What you will do: Identify the lines that contain the word "quan", then copy them.

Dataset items

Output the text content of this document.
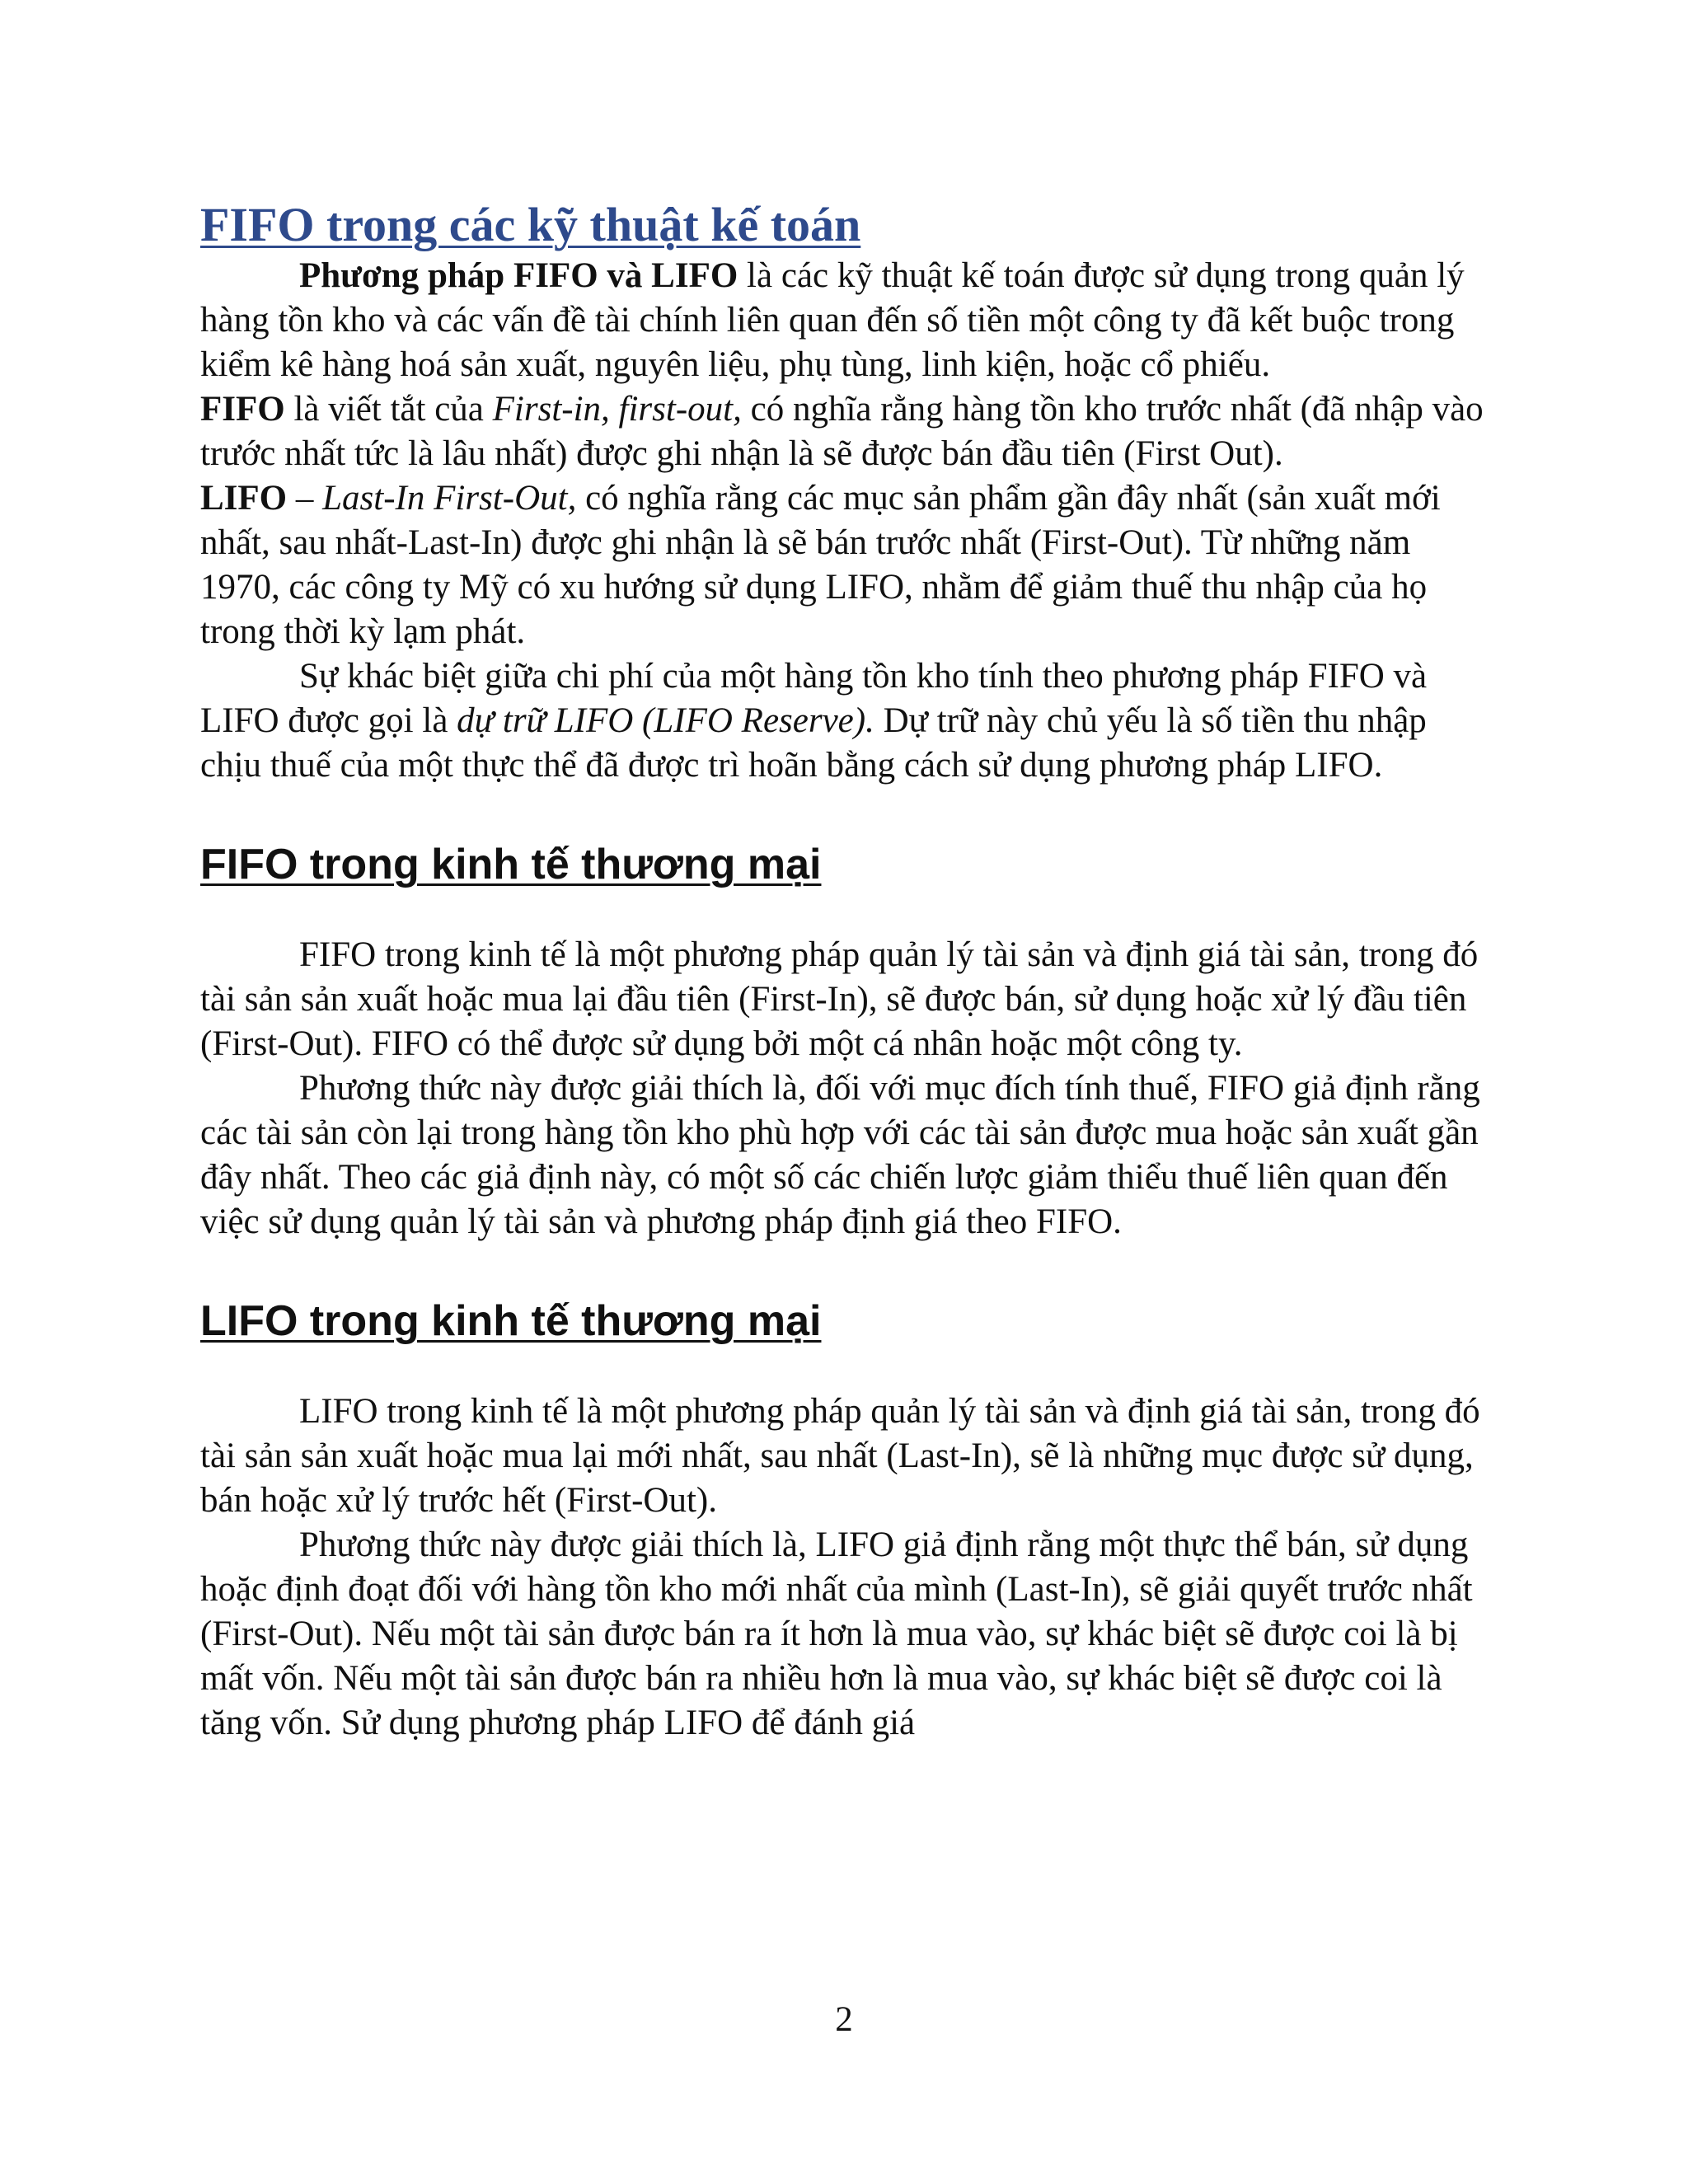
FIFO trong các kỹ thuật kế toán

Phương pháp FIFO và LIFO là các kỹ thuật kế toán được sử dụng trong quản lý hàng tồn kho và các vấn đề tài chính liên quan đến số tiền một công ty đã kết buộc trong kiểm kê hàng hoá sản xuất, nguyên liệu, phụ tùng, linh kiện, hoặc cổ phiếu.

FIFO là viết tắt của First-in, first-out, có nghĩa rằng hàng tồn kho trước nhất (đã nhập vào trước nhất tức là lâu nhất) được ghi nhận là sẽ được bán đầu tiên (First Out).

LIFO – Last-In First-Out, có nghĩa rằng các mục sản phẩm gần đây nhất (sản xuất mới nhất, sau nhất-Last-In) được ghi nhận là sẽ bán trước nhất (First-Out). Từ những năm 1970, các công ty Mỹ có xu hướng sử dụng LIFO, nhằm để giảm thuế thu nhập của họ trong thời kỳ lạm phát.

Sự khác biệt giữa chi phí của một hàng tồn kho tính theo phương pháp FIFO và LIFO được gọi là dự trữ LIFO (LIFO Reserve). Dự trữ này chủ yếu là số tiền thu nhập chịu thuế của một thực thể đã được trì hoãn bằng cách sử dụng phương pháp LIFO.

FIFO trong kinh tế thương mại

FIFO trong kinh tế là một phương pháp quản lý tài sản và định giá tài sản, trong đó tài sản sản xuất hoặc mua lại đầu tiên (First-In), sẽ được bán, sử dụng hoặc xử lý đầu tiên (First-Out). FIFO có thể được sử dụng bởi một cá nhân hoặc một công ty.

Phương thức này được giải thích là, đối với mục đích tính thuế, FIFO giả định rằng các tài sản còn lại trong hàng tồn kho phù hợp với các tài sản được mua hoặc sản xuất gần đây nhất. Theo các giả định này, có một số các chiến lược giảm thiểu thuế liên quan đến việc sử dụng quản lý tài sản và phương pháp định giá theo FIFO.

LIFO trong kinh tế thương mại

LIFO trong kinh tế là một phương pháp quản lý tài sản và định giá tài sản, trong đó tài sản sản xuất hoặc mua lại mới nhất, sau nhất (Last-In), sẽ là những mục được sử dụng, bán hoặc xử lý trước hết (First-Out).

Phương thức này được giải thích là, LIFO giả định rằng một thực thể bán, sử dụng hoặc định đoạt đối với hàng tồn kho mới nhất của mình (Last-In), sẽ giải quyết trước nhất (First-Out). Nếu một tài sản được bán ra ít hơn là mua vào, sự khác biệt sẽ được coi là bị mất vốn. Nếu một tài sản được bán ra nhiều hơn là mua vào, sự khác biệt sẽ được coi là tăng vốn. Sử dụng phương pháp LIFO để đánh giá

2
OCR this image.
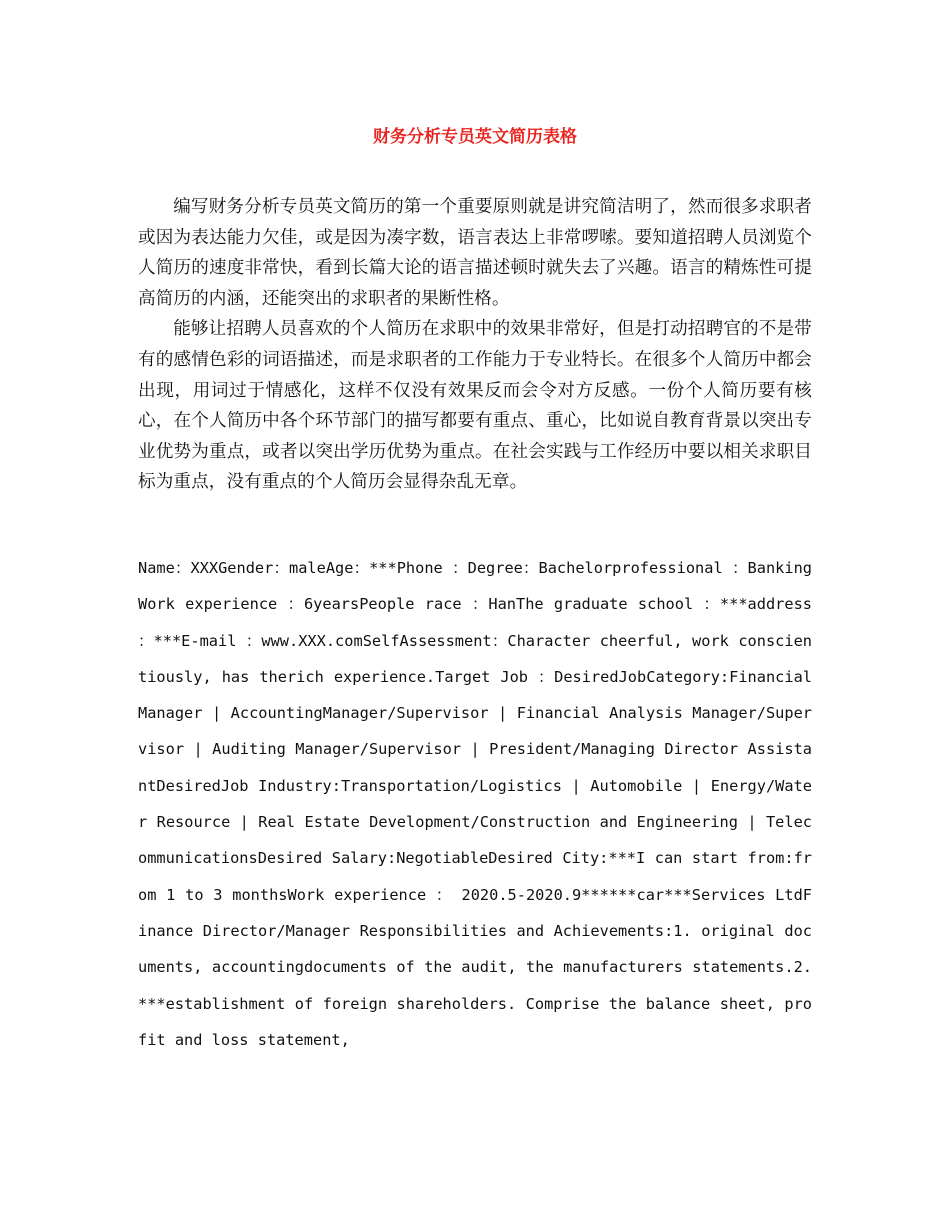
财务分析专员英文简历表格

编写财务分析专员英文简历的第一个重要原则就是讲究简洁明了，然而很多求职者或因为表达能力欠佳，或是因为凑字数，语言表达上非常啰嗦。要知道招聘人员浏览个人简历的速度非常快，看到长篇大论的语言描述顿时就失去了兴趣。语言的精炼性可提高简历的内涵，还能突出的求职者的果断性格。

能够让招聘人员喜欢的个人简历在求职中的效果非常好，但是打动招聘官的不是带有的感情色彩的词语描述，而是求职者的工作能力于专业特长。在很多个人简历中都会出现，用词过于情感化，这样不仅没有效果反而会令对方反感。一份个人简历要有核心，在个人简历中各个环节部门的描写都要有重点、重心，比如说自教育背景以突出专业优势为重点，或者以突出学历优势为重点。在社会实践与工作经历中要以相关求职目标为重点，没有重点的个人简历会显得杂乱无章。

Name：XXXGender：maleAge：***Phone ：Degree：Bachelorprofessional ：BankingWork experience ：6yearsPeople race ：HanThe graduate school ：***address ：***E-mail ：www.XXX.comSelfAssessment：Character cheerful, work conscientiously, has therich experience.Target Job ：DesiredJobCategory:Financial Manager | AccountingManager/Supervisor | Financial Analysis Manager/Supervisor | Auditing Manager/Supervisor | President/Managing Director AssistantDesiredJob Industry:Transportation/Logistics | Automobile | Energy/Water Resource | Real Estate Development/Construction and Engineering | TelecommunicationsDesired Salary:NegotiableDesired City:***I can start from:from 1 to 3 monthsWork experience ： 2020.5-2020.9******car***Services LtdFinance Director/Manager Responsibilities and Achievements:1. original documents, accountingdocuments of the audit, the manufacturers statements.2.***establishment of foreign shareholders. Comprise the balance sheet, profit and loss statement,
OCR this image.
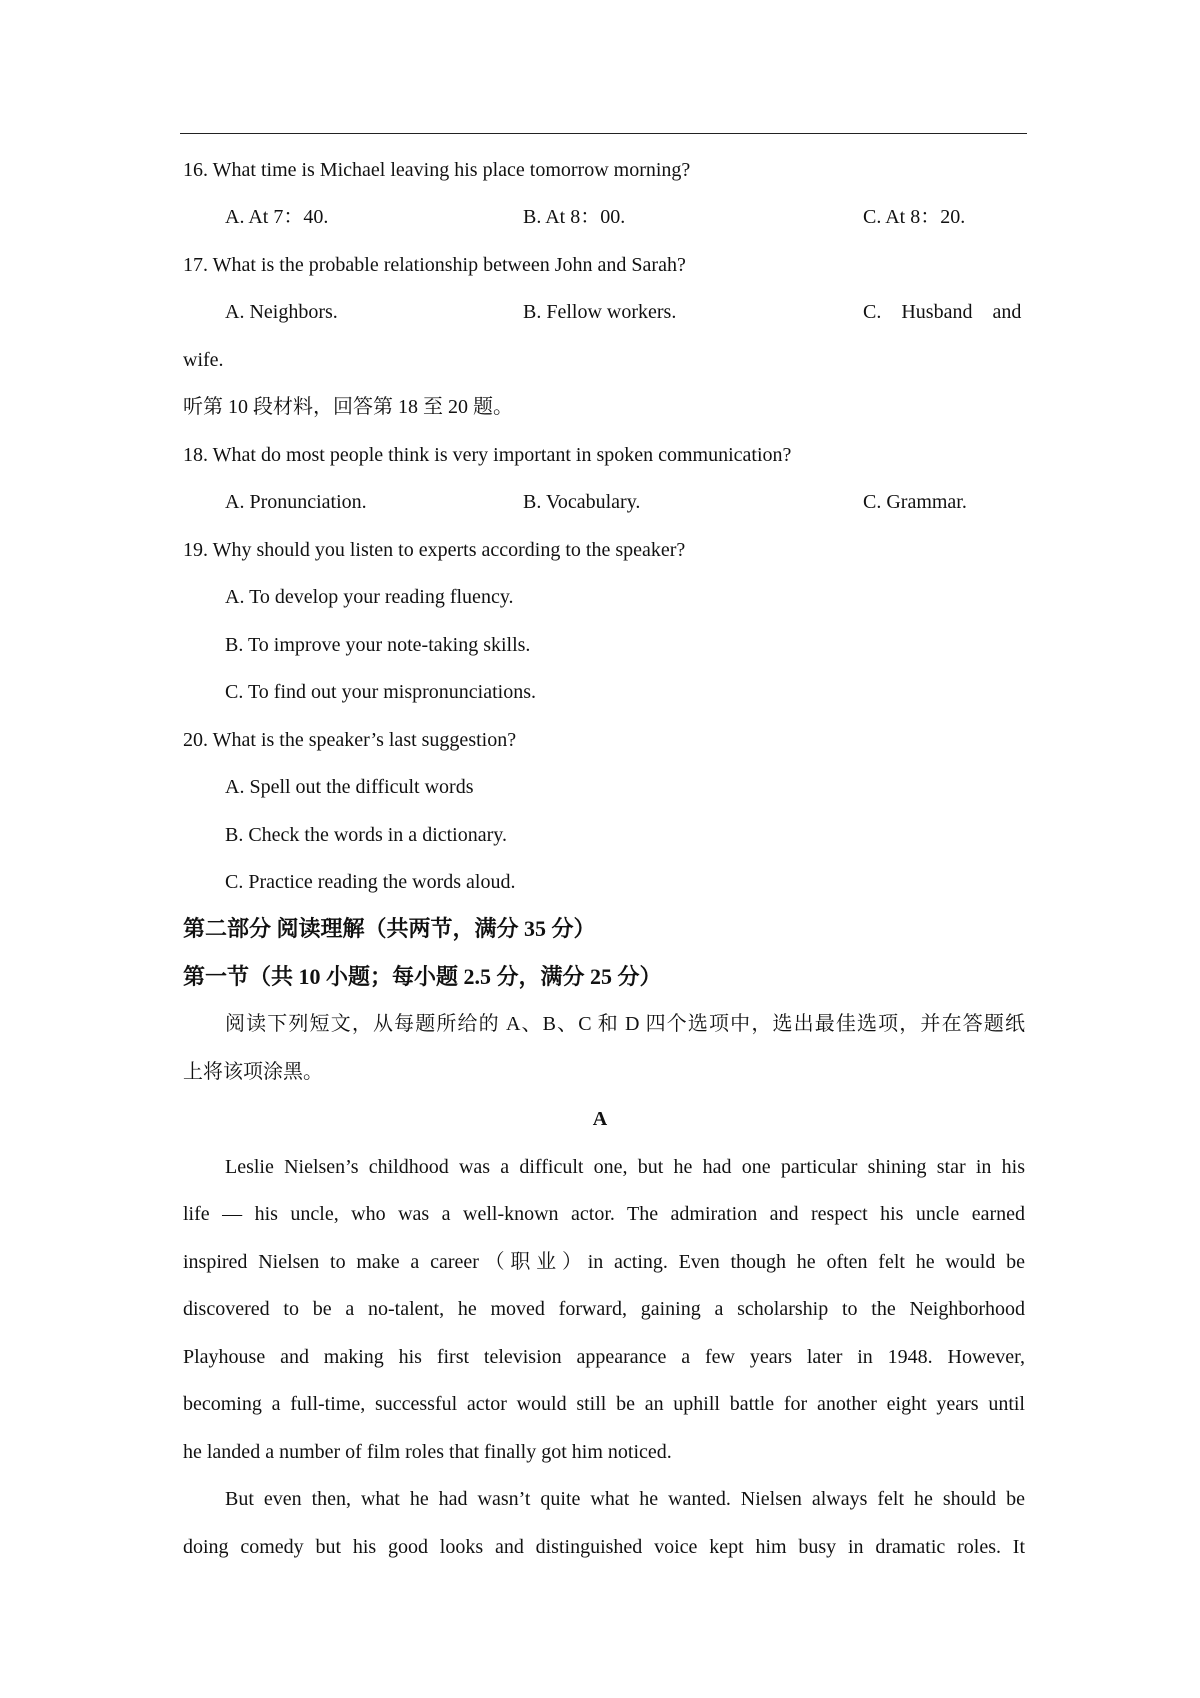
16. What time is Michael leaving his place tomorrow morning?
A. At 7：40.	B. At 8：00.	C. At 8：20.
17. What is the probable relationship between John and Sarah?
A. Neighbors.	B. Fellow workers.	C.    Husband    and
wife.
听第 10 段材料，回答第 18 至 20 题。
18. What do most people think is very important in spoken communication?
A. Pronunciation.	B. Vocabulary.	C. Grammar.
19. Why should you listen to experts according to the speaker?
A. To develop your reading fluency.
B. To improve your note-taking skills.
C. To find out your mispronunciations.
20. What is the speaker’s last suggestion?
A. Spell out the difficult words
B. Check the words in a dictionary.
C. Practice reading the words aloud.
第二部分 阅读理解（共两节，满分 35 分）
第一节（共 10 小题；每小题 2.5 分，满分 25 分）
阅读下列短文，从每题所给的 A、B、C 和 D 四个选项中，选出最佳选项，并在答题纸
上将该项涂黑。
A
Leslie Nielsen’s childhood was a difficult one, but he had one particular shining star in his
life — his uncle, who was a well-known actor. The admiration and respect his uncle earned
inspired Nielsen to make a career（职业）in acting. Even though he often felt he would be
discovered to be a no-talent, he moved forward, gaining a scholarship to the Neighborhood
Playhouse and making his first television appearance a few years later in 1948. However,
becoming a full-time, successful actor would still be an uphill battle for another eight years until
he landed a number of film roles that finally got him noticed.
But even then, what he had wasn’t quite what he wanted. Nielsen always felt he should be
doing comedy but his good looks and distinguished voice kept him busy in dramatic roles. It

Output for this exercise:
Phương pháp FIFO và LIFO là các kỹ thuật kế toán được sử dụng trong quản lý hàng tồn kho và các vấn đề tài chính liên quan đến số tiền một công ty đã kết buộc trong kiểm kê hàng hoá sản xuất, nguyên liệu, phụ tùng, linh kiện, hoặc cổ phiếu.
Phương thức này được giải thích là, đối với mục đích tính thuế, FIFO giả định rằng các tài sản còn lại trong hàng tồn kho phù hợp với các tài sản được mua hoặc sản xuất gần đây nhất. Theo các giả định này, có một số các chiến lược giảm thiểu thuế liên quan đến việc sử dụng quản lý tài sản và phương pháp định giá theo FIFO.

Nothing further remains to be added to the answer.